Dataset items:
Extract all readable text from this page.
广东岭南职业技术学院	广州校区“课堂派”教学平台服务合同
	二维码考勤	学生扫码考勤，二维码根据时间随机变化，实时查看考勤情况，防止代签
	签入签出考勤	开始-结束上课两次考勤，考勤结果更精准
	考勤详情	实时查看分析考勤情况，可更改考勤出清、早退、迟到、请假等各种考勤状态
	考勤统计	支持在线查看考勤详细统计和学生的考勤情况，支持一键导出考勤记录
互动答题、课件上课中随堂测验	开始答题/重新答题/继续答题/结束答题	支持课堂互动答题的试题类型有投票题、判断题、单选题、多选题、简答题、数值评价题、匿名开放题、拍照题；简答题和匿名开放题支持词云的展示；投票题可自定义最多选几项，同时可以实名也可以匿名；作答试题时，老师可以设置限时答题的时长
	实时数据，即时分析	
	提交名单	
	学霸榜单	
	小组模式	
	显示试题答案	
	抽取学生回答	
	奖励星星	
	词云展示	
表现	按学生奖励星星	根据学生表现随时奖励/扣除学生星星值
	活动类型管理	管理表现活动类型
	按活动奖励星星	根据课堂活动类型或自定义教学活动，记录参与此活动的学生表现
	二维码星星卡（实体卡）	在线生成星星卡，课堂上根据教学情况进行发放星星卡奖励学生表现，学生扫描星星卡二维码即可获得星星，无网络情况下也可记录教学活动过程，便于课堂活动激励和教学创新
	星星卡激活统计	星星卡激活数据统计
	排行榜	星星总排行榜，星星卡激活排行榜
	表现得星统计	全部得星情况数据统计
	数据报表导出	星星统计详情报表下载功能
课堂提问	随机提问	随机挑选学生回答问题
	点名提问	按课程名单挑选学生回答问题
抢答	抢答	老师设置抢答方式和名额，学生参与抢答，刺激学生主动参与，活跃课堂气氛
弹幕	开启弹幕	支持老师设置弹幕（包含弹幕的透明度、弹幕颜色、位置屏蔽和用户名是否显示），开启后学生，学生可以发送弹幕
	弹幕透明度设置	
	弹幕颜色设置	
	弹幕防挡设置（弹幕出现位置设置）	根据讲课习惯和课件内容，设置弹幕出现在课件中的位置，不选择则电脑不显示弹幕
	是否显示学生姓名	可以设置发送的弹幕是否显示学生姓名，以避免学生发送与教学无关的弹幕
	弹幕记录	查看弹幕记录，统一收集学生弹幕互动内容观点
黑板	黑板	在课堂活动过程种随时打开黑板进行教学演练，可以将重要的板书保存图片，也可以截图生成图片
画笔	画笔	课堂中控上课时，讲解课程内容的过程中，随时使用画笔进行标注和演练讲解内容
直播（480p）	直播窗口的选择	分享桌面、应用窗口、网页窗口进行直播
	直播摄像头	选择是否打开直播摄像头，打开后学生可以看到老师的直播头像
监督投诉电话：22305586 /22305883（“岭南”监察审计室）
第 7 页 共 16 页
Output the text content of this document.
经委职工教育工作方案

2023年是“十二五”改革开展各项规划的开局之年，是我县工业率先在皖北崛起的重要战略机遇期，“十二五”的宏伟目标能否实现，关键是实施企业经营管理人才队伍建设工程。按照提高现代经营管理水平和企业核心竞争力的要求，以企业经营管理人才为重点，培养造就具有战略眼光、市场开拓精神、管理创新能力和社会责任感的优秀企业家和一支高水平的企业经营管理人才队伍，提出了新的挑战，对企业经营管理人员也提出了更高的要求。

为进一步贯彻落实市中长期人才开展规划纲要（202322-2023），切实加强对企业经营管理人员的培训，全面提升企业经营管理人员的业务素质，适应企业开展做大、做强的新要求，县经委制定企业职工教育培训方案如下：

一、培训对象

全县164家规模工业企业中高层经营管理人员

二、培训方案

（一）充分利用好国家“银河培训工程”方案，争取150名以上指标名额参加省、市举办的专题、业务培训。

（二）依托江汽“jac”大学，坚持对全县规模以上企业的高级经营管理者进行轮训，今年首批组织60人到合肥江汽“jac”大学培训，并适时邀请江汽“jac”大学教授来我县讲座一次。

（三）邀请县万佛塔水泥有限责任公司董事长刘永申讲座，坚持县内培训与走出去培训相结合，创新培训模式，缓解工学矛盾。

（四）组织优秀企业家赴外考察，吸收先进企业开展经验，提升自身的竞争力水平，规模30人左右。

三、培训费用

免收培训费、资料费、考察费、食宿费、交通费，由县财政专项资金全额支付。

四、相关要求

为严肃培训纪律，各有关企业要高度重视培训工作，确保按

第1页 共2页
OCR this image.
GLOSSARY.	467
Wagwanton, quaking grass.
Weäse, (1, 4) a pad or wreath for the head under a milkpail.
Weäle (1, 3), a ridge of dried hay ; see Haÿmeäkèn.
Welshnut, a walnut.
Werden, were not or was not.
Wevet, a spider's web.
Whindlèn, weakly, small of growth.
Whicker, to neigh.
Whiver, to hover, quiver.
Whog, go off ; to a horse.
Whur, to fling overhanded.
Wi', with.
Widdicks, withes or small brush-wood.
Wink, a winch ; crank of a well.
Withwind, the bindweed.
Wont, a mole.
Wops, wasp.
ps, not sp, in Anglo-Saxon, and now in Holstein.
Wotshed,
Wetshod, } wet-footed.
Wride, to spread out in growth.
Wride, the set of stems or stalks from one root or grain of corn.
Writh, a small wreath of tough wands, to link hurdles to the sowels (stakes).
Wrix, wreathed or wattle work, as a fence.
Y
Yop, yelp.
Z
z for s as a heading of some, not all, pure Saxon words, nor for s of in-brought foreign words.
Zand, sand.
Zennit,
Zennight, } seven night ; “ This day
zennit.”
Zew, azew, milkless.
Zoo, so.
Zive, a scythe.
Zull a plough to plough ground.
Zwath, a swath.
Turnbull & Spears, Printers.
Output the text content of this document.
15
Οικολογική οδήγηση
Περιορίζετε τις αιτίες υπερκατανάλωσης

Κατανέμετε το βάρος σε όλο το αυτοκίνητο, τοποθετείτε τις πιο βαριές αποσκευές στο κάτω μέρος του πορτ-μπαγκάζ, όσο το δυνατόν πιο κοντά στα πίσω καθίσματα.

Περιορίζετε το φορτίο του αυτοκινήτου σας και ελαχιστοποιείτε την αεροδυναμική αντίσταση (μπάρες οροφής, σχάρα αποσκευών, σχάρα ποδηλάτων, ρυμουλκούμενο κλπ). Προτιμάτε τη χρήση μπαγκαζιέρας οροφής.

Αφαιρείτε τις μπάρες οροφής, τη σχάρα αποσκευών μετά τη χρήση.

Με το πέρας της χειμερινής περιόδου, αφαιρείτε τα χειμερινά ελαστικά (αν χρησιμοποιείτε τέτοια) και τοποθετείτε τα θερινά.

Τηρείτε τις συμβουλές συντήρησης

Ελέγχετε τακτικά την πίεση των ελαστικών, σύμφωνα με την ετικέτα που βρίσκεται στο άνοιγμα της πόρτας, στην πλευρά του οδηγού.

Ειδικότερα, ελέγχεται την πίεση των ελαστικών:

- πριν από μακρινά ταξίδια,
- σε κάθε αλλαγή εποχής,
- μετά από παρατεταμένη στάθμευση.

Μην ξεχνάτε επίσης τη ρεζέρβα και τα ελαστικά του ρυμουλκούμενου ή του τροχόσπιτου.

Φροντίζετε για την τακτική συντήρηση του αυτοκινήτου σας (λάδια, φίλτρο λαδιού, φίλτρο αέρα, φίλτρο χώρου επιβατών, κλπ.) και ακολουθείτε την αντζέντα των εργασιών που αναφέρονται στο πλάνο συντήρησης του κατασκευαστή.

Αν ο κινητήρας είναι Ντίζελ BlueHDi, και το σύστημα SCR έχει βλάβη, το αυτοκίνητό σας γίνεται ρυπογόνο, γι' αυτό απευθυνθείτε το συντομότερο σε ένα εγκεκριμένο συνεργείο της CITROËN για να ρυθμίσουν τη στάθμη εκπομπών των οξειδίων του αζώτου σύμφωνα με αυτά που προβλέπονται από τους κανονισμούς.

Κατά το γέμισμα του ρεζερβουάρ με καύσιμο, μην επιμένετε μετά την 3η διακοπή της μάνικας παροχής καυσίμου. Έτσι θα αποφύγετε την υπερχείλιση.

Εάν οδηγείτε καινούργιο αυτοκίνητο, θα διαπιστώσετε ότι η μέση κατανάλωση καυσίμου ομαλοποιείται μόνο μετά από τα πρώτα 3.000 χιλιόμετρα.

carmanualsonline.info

SET TASK: Show every line in the records above that contains the word "growth".

RESULT FOR THIS EXERCISE:
Whindlèn, weakly, small of growth.
Wride, to spread out in growth.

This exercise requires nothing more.